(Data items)
---+---
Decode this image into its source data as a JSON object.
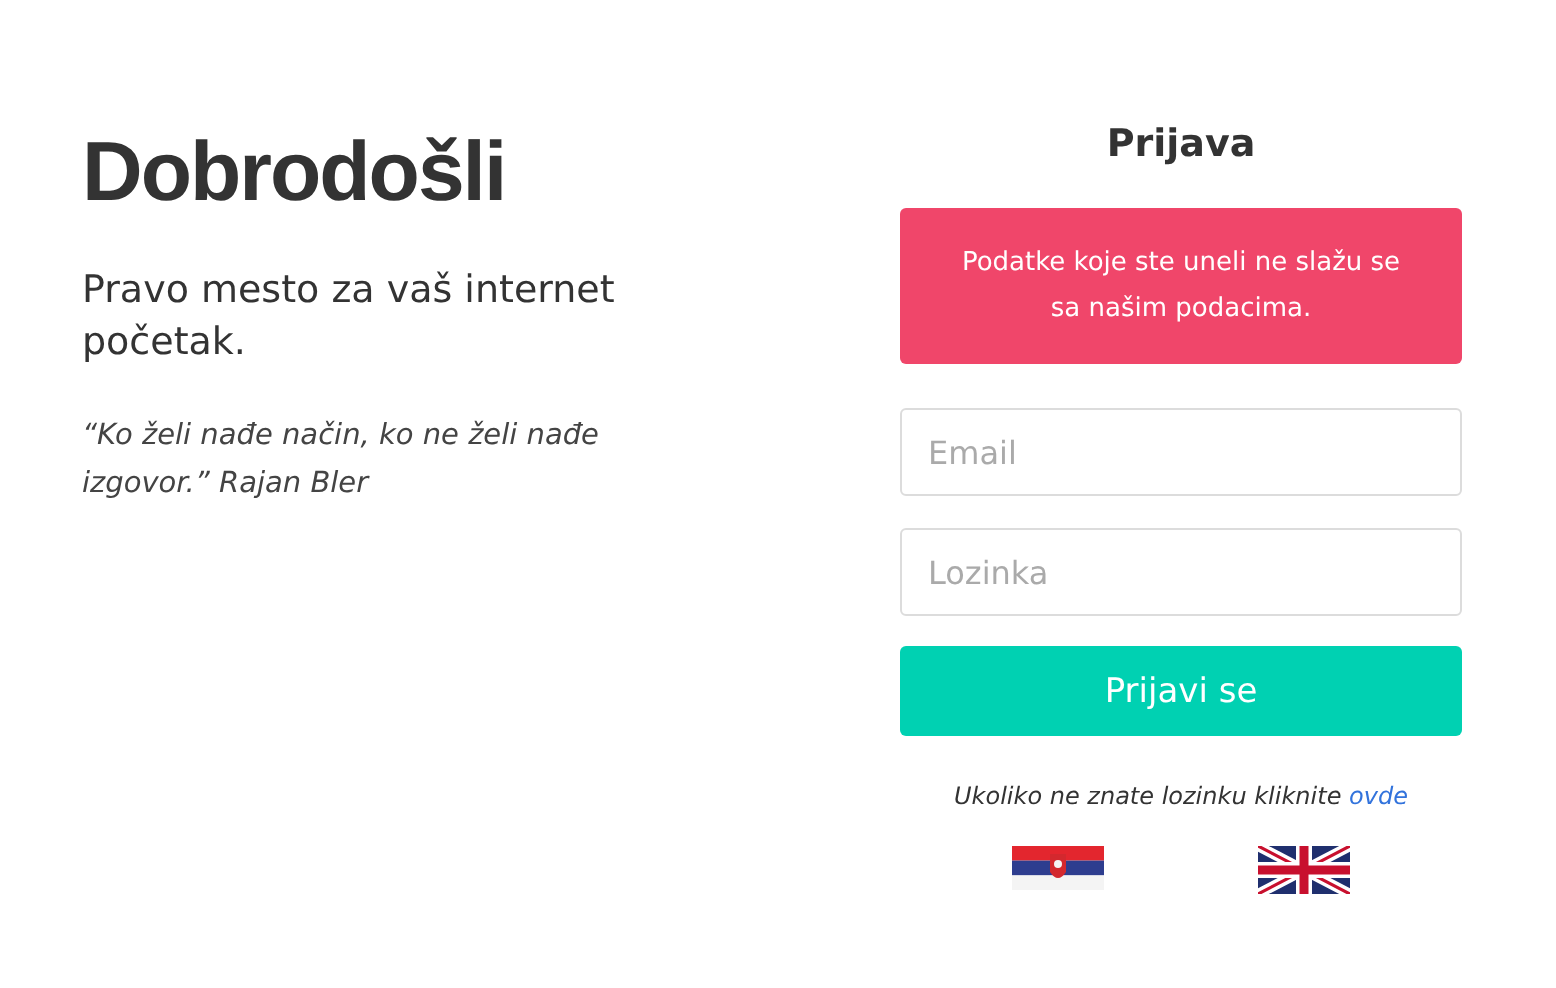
{
  "welcome": {
    "title": "Dobrodošli",
    "subtitle": "Pravo mesto za vaš internet početak.",
    "quote": "“Ko želi nađe način, ko ne želi nađe izgovor.” Rajan Bler"
  },
  "login": {
    "title": "Prijava",
    "error": "Podatke koje ste uneli ne slažu se sa našim podacima.",
    "fields": [
      {
        "placeholder": "Email"
      },
      {
        "placeholder": "Lozinka"
      }
    ],
    "submit": "Prijavi se",
    "forgot_text": "Ukoliko ne znate lozinku kliknite",
    "forgot_link": "ovde"
  }
}
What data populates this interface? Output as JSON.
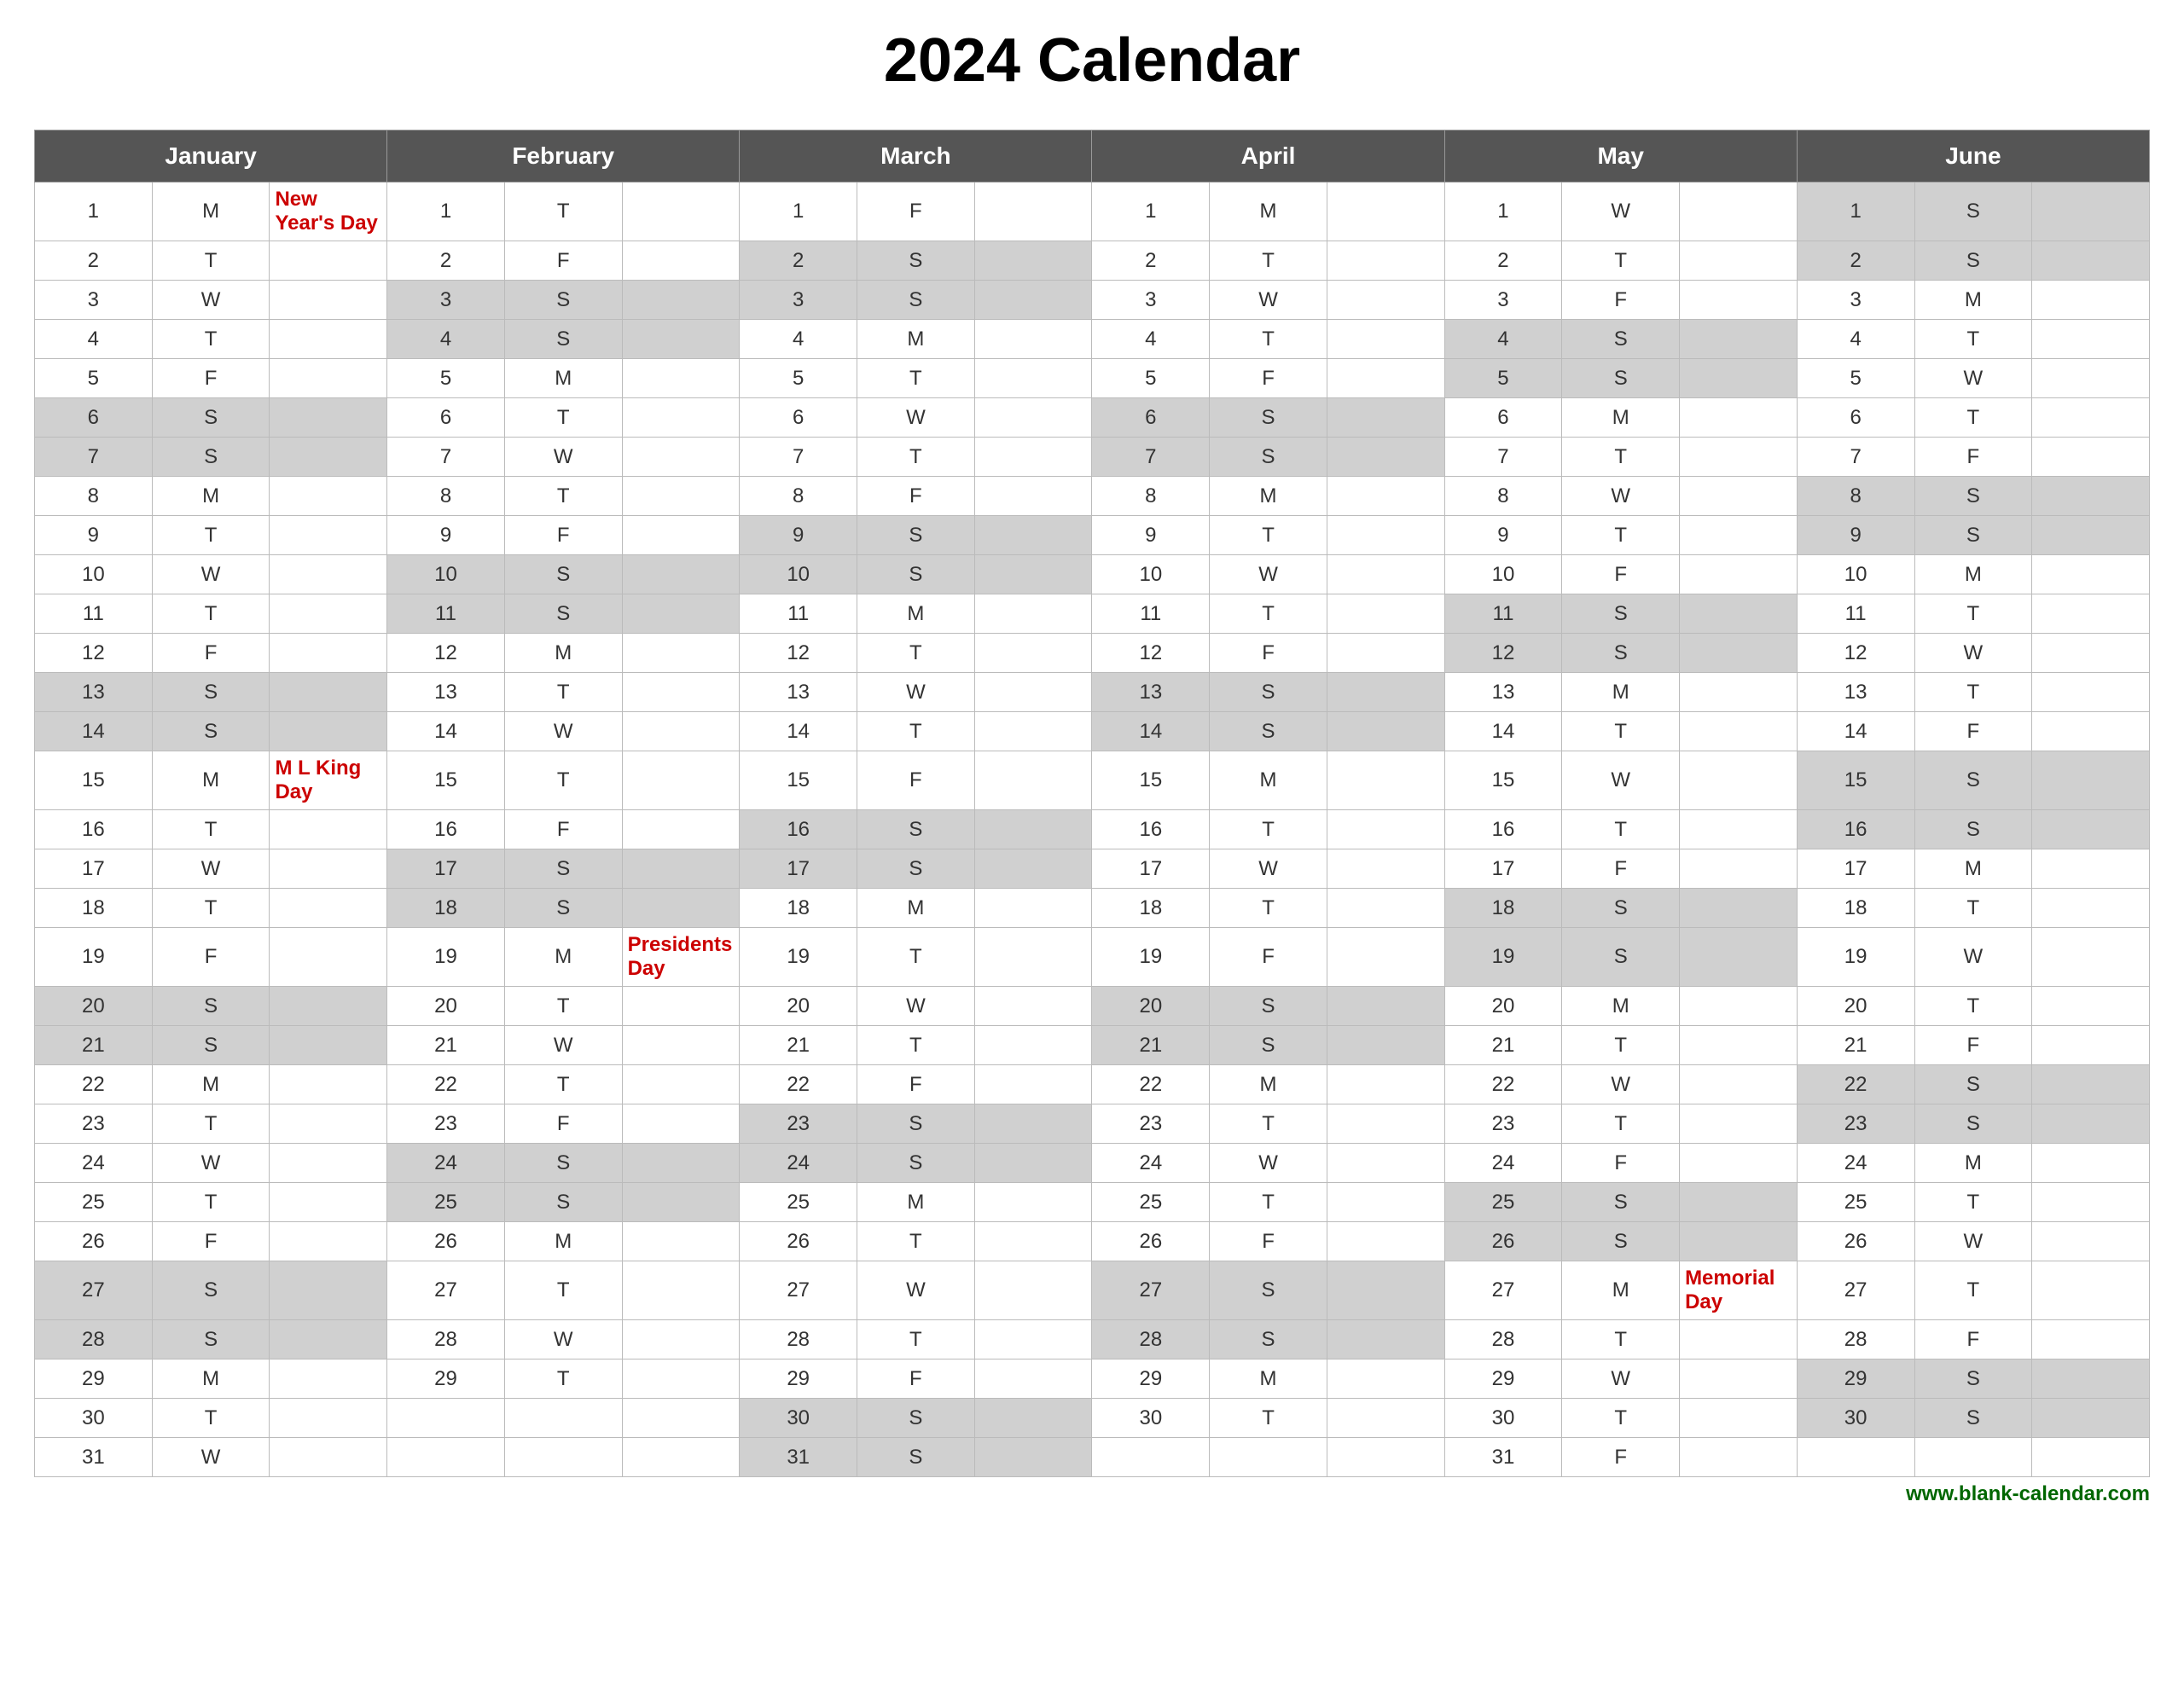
---+---
Repeat the data in full and exactly. Omit pictures.

Decode this image into its source data as a JSON object.
{
  "welcome": {
    "title": "Dobrodošli",
    "subtitle": "Pravo mesto za vaš internet početak.",
    "quote": "“Ko želi nađe način, ko ne želi nađe izgovor.” Rajan Bler"
  },
  "login": {
    "title": "Prijava",
    "error": "Podatke koje ste uneli ne slažu se sa našim podacima.",
    "fields": [
      {
        "placeholder": "Email"
      },
      {
        "placeholder": "Lozinka"
      }
    ],
    "submit": "Prijavi se",
    "forgot_text": "Ukoliko ne znate lozinku kliknite",
    "forgot_link": "ovde"
  }
}
What data populates this interface? Output as JSON.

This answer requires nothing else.